===== Passage given
All delicate wines should be taken out of thin glasses. . . . The greatest objection . . ..is the ease with which such glasses are broken by the servants, which renders them expensive . . . To a man of taste . . . Romanée and Lafitte would loose half their flavour in heavy coarse glass, though to the thick oily wines de liqueur or to sweet wines, [this] does not seem to apply. The glass and specific gravity of the wine should harmonize. . . . If we could divide a soap bubble in half while floating on the zephyr, we should have a perfect bowl out of which to quaff Romanée, Lafitte, or Sillery.

Cyrus Redding, Every Man His Own Butler (London, 1839), pp. xiv-xv 

In all cases wine-glass coolers, with the coldest water, should be laid out on the table and the glasses reversed in them. No one should pour out more wine with his dinner than he intends to take at one sip, and then immediately reverse his glass.

Cyrus Redding, Every Man His Own Butler (London, 1839), p. xv

In tasting wine, the purchaser should try it more than once, or at two different times; suppose at an interval of a day or so. The state of the stomach, the food last taken, . . . especially if the purchaser has been in the habit of drinking strong ale or spirits, will prevent a correct appreciation of wine. . . . Some persons take cheese, bread, or biscuit before they taste wine; but these are artificial resources. Let the mouth be rinsed with pure water, and the stomach neither empty nor full; the taste will then be found at its best . . . Fruit, sweetmeats, spices, seasoned dishes, however grateful wine may seem after taking them, tend to prevent an accurate sensation being received of the precise shade of taste in what is thus imbibed.

Cyrus Redding, Every Man His Own Butler (London, 1839), pp. 3-4 

The wine-merchants have various words applying to the peculiarities in wine . . .  such as ‘green,’ for new wine; ‘stalky,’ for wine affected with the astringency and flavour of the vine wood. The phrases of the French [include] bouquet for a particular odour, not one of distinct character, but of many combined. Velouté means what our [English] merchants call velvetty on the tongue, smooth, or soft, as all good wine should be when fit for drinking. Wines of much strength they style fumeux; montant is applied to those which affect the head by carbonic gas . . . Dur means harsh wine, Ferme, durable, not likely to change. Event means dead, vino morto with the Italians. Wines which are said to be finir bien are applied to those that are past probability of change, and will drink out well. Pâteux is thick clammy wine. Plat means flat. Séve applies to the flavour on tasting, as bouquet does to the perfume.

            Cyrus Redding, Every Man His Own Butler (London, 1839), p. 10

A legislative act . . . is required to settle the size of bottles. The consumer often expects, and justly, a wine quart where he only obtains a pint and a half. Fifteen bottles [needed to equal a true] dozen is an abuse too gross to pass much longer without correction.

Cyrus Redding, Every Man His Own Butler (London, 1839), p. 116 

The finest wines, when matured, are generally sent in bottles, carefully packed. Every bottle of champagne is carefully wrapped in cartridge paper, and the case lined with the same substance. This wine should never be drawn from the case until it is wanted for use. Burgundy should be kept in the same manner. The cases being filled with salt, which cannot escape, will preserve the wine fresh even in India. The bottles, however, should be more than commonly thick when designed for a voyage so long.
==========
Return the wine quotations above from "All delicate wines" up to and including "Lafitte, or Sillery.", word for word.
===== Data block
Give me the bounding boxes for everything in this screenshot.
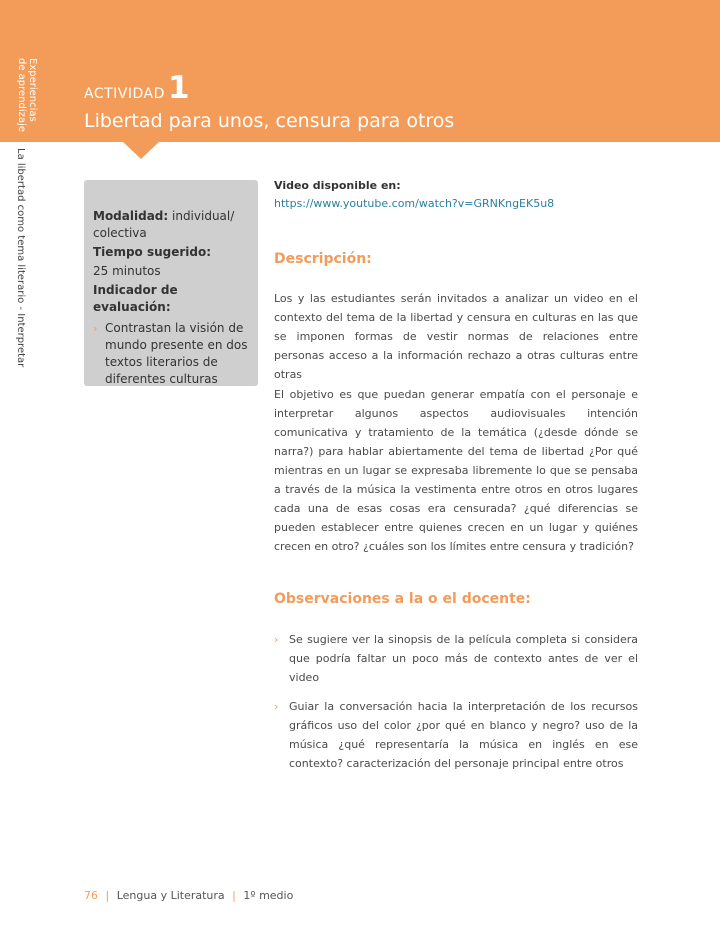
==========
Result for this task:
All delicate wines should be taken out of thin glasses. . . . The greatest objection . . ..is the ease with which such glasses are broken by the servants, which renders them expensive . . . To a man of taste . . . Romanée and Lafitte would loose half their flavour in heavy coarse glass, though to the thick oily wines de liqueur or to sweet wines, [this] does not seem to apply. The glass and specific gravity of the wine should harmonize. . . . If we could divide a soap bubble in half while floating on the zephyr, we should have a perfect bowl out of which to quaff Romanée, Lafitte, or Sillery.